## start Input material
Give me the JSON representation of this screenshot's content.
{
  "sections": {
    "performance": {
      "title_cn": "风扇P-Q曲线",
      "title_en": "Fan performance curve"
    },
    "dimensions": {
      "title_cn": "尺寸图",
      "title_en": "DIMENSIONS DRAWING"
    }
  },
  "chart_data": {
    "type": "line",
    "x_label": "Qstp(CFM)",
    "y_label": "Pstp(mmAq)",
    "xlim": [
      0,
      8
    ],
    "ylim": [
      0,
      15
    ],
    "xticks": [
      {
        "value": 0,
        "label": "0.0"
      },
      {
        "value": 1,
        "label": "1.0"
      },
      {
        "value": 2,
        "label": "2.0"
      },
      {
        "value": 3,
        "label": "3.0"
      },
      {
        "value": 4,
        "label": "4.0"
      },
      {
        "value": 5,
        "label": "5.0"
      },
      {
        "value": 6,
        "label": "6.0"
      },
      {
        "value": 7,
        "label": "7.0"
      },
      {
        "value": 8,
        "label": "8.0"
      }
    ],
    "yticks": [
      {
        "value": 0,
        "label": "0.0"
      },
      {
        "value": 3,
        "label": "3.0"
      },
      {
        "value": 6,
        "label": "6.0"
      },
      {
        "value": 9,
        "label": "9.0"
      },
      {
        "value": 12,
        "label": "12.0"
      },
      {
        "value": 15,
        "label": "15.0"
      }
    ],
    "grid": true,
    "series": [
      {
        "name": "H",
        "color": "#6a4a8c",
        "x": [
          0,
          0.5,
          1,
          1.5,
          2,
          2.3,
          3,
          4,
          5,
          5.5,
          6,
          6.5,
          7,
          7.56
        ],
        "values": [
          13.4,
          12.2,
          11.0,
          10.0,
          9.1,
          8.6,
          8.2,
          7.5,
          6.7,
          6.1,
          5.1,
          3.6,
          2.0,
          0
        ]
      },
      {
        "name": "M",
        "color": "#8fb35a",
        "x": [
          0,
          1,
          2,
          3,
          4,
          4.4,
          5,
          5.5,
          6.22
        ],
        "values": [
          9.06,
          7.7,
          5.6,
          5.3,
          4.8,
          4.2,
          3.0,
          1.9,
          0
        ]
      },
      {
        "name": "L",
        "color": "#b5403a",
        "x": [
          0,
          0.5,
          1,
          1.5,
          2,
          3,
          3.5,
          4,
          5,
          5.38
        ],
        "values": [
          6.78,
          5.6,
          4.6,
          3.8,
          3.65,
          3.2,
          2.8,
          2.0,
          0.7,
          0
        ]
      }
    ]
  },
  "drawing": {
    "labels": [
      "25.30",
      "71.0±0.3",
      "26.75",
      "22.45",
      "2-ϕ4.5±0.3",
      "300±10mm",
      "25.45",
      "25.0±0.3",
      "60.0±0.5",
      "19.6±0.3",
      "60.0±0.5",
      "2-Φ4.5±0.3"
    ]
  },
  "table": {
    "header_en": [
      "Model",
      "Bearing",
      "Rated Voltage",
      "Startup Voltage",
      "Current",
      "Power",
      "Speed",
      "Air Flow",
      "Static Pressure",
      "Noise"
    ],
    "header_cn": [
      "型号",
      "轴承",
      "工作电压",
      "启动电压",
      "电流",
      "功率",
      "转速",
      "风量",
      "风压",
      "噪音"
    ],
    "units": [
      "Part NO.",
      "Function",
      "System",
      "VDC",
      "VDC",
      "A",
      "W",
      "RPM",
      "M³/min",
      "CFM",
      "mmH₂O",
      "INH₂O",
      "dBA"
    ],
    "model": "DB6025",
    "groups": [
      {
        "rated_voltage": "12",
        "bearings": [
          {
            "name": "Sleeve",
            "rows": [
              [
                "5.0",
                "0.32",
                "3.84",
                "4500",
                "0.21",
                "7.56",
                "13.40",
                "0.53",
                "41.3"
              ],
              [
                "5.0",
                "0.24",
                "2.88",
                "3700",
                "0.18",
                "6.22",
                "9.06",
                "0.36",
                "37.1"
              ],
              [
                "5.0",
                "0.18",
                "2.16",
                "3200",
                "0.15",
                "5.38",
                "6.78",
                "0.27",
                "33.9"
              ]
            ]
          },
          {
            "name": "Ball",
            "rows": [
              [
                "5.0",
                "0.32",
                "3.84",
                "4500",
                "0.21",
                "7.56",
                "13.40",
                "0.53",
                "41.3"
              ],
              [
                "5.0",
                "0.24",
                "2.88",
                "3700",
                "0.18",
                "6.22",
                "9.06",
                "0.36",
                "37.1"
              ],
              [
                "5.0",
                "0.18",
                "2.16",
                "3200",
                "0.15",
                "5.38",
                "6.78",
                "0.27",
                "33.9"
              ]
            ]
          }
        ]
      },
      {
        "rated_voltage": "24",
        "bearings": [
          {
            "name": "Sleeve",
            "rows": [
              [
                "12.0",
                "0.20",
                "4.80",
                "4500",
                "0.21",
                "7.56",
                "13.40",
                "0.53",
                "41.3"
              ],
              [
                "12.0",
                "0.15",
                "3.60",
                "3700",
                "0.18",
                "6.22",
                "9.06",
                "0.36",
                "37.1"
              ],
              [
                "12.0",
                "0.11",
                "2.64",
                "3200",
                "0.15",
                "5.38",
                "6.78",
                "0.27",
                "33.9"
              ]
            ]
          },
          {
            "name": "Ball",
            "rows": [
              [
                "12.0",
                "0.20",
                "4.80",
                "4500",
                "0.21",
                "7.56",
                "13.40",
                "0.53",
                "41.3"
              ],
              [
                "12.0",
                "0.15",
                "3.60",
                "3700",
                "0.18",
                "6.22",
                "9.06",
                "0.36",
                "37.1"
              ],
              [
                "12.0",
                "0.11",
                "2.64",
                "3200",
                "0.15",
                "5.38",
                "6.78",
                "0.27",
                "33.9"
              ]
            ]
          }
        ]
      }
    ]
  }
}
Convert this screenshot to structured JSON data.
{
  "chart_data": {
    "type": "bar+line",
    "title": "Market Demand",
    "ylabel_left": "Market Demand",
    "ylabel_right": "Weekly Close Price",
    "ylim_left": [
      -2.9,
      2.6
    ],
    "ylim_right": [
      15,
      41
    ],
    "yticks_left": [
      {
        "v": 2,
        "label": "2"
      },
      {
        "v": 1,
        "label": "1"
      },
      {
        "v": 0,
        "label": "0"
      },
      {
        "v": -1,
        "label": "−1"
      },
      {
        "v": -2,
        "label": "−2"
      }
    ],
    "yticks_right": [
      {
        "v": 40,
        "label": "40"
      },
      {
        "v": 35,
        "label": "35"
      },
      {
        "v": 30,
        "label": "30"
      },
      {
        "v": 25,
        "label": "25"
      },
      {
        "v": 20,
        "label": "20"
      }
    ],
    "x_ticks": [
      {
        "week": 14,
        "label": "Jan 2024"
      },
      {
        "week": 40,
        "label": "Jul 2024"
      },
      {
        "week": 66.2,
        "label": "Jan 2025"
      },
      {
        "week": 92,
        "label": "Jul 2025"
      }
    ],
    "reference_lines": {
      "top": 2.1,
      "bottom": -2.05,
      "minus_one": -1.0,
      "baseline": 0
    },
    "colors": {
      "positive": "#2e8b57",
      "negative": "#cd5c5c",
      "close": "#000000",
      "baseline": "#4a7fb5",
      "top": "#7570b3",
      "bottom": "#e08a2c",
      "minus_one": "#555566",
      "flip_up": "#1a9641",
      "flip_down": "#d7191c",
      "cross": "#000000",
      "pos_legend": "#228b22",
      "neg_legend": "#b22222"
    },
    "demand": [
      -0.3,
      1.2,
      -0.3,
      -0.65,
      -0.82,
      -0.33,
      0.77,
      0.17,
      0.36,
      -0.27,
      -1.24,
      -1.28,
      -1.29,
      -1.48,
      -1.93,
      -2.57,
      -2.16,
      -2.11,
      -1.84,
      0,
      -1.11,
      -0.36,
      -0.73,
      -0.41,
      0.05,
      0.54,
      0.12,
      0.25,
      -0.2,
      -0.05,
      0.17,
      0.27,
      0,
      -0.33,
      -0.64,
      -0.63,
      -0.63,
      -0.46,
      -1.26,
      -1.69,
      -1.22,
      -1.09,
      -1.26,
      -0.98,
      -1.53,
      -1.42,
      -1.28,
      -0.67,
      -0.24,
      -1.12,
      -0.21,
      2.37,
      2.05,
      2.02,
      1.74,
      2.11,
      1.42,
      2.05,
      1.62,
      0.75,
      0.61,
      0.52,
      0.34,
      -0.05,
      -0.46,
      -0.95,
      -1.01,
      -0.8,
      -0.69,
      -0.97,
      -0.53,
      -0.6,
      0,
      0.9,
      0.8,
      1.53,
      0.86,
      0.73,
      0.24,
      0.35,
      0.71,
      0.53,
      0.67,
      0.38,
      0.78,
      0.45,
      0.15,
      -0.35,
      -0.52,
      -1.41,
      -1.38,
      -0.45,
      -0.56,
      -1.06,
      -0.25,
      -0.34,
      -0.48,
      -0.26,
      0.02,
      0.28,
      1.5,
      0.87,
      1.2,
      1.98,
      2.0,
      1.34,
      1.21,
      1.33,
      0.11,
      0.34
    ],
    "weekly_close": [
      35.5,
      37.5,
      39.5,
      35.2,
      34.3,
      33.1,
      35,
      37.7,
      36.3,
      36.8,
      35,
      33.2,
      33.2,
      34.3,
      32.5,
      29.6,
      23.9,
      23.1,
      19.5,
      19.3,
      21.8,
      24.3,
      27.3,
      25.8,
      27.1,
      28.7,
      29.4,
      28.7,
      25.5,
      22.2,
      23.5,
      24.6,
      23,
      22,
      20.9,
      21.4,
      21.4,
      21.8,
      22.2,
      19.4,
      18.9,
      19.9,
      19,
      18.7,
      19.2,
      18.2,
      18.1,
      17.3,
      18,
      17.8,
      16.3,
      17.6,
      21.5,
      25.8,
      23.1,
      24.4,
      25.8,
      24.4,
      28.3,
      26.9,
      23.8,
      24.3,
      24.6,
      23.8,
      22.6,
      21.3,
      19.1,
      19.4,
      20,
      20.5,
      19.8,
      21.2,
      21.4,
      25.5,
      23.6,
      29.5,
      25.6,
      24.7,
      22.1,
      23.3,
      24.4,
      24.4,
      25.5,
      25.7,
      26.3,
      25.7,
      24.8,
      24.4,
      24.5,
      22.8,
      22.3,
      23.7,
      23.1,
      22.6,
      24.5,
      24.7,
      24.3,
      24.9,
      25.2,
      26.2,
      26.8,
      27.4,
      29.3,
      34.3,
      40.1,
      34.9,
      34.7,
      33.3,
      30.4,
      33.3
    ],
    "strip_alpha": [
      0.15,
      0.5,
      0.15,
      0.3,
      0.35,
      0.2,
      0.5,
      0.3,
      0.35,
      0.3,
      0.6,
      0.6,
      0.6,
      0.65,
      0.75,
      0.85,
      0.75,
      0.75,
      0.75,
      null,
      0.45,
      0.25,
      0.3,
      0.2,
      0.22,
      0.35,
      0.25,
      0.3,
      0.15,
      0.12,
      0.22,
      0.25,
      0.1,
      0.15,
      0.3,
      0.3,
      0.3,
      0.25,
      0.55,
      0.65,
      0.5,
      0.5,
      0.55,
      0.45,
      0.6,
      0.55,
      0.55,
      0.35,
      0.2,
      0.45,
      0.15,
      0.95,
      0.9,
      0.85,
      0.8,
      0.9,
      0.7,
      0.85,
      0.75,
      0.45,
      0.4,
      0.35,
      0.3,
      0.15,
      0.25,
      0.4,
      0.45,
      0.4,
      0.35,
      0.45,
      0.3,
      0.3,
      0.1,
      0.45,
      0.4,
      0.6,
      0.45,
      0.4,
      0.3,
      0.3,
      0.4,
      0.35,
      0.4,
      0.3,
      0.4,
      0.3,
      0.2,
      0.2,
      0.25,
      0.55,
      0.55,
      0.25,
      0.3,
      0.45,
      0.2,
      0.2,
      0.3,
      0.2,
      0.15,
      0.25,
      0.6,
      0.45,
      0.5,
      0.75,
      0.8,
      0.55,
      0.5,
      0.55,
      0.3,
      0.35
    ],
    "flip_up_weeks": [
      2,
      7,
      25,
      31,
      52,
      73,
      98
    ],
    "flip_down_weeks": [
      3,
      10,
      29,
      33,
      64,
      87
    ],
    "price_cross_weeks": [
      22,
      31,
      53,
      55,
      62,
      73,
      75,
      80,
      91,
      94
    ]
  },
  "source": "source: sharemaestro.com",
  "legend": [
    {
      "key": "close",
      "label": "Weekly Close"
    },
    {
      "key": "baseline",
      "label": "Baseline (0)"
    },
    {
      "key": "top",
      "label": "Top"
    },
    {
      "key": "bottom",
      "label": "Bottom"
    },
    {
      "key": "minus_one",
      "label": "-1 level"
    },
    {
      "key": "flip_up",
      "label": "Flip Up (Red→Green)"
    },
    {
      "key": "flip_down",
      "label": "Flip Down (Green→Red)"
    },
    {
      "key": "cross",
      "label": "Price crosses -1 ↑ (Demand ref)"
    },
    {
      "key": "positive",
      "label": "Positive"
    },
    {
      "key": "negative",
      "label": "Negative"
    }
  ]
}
## end Input material
**Problem details:** From the entries above, copy out every line where the string "JSON" appears.

**Task result:**
Give me the JSON representation of this screenshot's content.
Convert this screenshot to structured JSON data.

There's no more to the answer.